─── The data
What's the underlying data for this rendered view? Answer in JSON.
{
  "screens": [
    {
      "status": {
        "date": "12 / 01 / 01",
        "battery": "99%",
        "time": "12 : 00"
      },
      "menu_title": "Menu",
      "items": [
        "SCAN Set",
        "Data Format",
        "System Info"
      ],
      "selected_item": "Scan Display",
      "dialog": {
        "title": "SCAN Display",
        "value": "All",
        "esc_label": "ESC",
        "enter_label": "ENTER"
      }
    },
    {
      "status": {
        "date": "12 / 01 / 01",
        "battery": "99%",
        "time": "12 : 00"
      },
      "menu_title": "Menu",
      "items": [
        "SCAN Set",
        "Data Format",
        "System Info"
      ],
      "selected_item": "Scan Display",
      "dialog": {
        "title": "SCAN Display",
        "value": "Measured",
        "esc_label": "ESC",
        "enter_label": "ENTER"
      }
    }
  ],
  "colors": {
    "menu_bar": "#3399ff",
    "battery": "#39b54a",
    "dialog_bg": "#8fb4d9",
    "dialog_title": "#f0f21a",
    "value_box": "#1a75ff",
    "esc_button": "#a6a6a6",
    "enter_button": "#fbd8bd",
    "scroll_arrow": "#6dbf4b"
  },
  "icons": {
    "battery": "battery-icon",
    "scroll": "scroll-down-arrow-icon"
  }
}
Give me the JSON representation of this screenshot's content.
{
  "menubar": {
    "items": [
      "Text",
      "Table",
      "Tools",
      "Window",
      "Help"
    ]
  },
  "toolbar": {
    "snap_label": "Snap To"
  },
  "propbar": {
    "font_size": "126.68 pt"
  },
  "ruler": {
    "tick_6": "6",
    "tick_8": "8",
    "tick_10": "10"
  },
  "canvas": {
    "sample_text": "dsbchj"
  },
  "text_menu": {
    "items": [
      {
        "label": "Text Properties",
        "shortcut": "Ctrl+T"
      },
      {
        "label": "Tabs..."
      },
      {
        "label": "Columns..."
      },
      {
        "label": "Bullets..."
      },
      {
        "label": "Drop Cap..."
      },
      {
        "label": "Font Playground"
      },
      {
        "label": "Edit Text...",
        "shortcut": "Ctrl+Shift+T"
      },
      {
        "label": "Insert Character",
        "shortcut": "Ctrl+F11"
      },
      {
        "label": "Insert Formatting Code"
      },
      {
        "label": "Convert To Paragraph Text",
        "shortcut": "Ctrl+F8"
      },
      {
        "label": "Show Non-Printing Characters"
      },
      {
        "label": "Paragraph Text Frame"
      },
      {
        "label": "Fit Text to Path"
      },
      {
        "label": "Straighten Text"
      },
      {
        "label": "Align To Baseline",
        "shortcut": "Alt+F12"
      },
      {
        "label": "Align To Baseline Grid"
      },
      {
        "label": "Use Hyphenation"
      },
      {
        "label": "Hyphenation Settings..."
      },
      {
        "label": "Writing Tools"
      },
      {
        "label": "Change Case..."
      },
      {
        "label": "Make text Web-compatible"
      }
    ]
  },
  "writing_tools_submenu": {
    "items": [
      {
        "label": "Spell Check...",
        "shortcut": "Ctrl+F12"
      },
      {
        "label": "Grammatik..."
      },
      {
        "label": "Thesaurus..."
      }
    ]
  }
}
──────
Goal of the exercise: Write out the data again, exactly and in full.

Exercise result:
What's the underlying data for this rendered view? Answer in JSON.
{
  "screens": [
    {
      "status": {
        "date": "12 / 01 / 01",
        "battery": "99%",
        "time": "12 : 00"
      },
      "menu_title": "Menu",
      "items": [
        "SCAN Set",
        "Data Format",
        "System Info"
      ],
      "selected_item": "Scan Display",
      "dialog": {
        "title": "SCAN Display",
        "value": "All",
        "esc_label": "ESC",
        "enter_label": "ENTER"
      }
    },
    {
      "status": {
        "date": "12 / 01 / 01",
        "battery": "99%",
        "time": "12 : 00"
      },
      "menu_title": "Menu",
      "items": [
        "SCAN Set",
        "Data Format",
        "System Info"
      ],
      "selected_item": "Scan Display",
      "dialog": {
        "title": "SCAN Display",
        "value": "Measured",
        "esc_label": "ESC",
        "enter_label": "ENTER"
      }
    }
  ],
  "colors": {
    "menu_bar": "#3399ff",
    "battery": "#39b54a",
    "dialog_bg": "#8fb4d9",
    "dialog_title": "#f0f21a",
    "value_box": "#1a75ff",
    "esc_button": "#a6a6a6",
    "enter_button": "#fbd8bd",
    "scroll_arrow": "#6dbf4b"
  },
  "icons": {
    "battery": "battery-icon",
    "scroll": "scroll-down-arrow-icon"
  }
}
Give me the JSON representation of this screenshot's content.
{
  "menubar": {
    "items": [
      "Text",
      "Table",
      "Tools",
      "Window",
      "Help"
    ]
  },
  "toolbar": {
    "snap_label": "Snap To"
  },
  "propbar": {
    "font_size": "126.68 pt"
  },
  "ruler": {
    "tick_6": "6",
    "tick_8": "8",
    "tick_10": "10"
  },
  "canvas": {
    "sample_text": "dsbchj"
  },
  "text_menu": {
    "items": [
      {
        "label": "Text Properties",
        "shortcut": "Ctrl+T"
      },
      {
        "label": "Tabs..."
      },
      {
        "label": "Columns..."
      },
      {
        "label": "Bullets..."
      },
      {
        "label": "Drop Cap..."
      },
      {
        "label": "Font Playground"
      },
      {
        "label": "Edit Text...",
        "shortcut": "Ctrl+Shift+T"
      },
      {
        "label": "Insert Character",
        "shortcut": "Ctrl+F11"
      },
      {
        "label": "Insert Formatting Code"
      },
      {
        "label": "Convert To Paragraph Text",
        "shortcut": "Ctrl+F8"
      },
      {
        "label": "Show Non-Printing Characters"
      },
      {
        "label": "Paragraph Text Frame"
      },
      {
        "label": "Fit Text to Path"
      },
      {
        "label": "Straighten Text"
      },
      {
        "label": "Align To Baseline",
        "shortcut": "Alt+F12"
      },
      {
        "label": "Align To Baseline Grid"
      },
      {
        "label": "Use Hyphenation"
      },
      {
        "label": "Hyphenation Settings..."
      },
      {
        "label": "Writing Tools"
      },
      {
        "label": "Change Case..."
      },
      {
        "label": "Make text Web-compatible"
      }
    ]
  },
  "writing_tools_submenu": {
    "items": [
      {
        "label": "Spell Check...",
        "shortcut": "Ctrl+F12"
      },
      {
        "label": "Grammatik..."
      },
      {
        "label": "Thesaurus..."
      }
    ]
  }
}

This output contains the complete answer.